Data entries –
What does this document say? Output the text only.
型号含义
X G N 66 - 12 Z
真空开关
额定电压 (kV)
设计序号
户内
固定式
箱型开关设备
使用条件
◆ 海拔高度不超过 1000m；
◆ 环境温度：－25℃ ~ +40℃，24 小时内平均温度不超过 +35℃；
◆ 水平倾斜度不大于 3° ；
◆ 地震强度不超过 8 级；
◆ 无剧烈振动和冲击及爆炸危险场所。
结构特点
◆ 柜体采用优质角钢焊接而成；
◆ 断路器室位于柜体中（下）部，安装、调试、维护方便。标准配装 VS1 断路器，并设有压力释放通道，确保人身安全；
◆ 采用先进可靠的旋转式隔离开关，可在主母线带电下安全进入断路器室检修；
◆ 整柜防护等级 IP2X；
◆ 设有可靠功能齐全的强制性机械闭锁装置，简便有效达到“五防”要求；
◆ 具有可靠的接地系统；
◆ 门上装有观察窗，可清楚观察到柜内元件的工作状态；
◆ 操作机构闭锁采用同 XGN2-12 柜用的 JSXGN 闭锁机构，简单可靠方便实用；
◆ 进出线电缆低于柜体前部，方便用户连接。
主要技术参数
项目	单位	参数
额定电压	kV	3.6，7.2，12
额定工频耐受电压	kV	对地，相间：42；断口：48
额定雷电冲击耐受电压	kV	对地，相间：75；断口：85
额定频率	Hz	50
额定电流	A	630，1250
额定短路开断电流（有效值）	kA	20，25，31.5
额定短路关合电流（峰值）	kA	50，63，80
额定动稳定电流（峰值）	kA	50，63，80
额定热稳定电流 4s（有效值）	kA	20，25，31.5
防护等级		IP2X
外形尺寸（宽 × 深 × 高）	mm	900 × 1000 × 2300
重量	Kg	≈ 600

GIVEN PROBLEM – Copy all of the data. Keep every word exactly as it is.

TASK OUTPUT –
What does this document say? Output the text only.
型号含义
X G N 66 - 12 Z
真空开关
额定电压 (kV)
设计序号
户内
固定式
箱型开关设备
使用条件
◆ 海拔高度不超过 1000m；
◆ 环境温度：－25℃ ~ +40℃，24 小时内平均温度不超过 +35℃；
◆ 水平倾斜度不大于 3° ；
◆ 地震强度不超过 8 级；
◆ 无剧烈振动和冲击及爆炸危险场所。
结构特点
◆ 柜体采用优质角钢焊接而成；
◆ 断路器室位于柜体中（下）部，安装、调试、维护方便。标准配装 VS1 断路器，并设有压力释放通道，确保人身安全；
◆ 采用先进可靠的旋转式隔离开关，可在主母线带电下安全进入断路器室检修；
◆ 整柜防护等级 IP2X；
◆ 设有可靠功能齐全的强制性机械闭锁装置，简便有效达到“五防”要求；
◆ 具有可靠的接地系统；
◆ 门上装有观察窗，可清楚观察到柜内元件的工作状态；
◆ 操作机构闭锁采用同 XGN2-12 柜用的 JSXGN 闭锁机构，简单可靠方便实用；
◆ 进出线电缆低于柜体前部，方便用户连接。
主要技术参数
项目	单位	参数
额定电压	kV	3.6，7.2，12
额定工频耐受电压	kV	对地，相间：42；断口：48
额定雷电冲击耐受电压	kV	对地，相间：75；断口：85
额定频率	Hz	50
额定电流	A	630，1250
额定短路开断电流（有效值）	kA	20，25，31.5
额定短路关合电流（峰值）	kA	50，63，80
额定动稳定电流（峰值）	kA	50，63，80
额定热稳定电流 4s（有效值）	kA	20，25，31.5
防护等级		IP2X
外形尺寸（宽 × 深 × 高）	mm	900 × 1000 × 2300
重量	Kg	≈ 600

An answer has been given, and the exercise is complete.